* begin *
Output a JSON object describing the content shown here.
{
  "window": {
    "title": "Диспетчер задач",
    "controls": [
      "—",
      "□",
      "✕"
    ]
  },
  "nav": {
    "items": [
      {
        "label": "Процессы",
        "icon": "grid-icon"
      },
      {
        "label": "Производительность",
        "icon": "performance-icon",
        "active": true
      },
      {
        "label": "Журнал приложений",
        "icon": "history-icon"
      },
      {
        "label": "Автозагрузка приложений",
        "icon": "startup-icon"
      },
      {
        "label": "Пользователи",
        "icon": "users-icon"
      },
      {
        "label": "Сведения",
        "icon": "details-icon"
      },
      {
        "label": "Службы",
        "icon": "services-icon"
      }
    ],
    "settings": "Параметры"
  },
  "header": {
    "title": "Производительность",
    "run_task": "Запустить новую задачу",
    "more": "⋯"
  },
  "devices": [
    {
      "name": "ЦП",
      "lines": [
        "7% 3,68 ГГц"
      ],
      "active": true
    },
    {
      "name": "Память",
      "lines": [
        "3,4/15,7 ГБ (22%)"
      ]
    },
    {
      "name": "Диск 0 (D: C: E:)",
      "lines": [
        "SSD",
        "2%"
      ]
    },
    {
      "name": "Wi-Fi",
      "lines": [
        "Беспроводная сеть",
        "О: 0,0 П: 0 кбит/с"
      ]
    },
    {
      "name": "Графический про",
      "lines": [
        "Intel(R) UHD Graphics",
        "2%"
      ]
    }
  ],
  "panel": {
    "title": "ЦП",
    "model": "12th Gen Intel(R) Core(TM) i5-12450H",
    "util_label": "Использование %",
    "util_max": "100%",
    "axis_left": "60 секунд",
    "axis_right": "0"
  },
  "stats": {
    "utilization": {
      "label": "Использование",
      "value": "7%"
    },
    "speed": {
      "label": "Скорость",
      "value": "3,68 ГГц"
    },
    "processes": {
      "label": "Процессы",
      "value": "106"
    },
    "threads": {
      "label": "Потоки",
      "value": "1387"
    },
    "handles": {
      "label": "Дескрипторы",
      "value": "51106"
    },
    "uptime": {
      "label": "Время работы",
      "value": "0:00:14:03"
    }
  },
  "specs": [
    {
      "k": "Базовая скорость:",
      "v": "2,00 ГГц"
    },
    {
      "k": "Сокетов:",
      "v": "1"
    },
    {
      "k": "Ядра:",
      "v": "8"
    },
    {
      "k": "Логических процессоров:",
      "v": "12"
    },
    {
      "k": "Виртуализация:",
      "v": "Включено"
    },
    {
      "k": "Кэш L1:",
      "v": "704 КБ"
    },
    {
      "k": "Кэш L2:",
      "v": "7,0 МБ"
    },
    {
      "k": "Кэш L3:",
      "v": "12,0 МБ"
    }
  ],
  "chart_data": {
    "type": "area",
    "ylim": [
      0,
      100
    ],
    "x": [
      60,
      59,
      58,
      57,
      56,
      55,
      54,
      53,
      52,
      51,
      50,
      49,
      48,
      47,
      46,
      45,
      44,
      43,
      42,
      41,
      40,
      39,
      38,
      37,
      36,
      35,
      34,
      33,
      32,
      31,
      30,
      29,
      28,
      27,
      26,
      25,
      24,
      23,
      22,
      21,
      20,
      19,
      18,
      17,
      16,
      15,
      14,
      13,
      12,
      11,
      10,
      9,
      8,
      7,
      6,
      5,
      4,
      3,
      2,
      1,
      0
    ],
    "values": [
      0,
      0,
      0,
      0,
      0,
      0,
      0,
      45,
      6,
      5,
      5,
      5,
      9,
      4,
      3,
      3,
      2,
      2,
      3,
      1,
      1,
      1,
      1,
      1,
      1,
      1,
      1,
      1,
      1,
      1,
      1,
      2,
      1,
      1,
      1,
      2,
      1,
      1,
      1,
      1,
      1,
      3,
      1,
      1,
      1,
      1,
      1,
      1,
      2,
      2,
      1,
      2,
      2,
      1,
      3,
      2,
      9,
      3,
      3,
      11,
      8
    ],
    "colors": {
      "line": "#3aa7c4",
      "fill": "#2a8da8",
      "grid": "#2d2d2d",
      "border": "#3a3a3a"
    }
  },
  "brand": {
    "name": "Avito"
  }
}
* end *
Your goal: Read through the lines above and collect those that contain the string "name".

Result for this task:
      "name": "ЦП",
      "name": "Память",
      "name": "Диск 0 (D: C: E:)",
      "name": "Wi-Fi",
      "name": "Графический про",
    "name": "Avito"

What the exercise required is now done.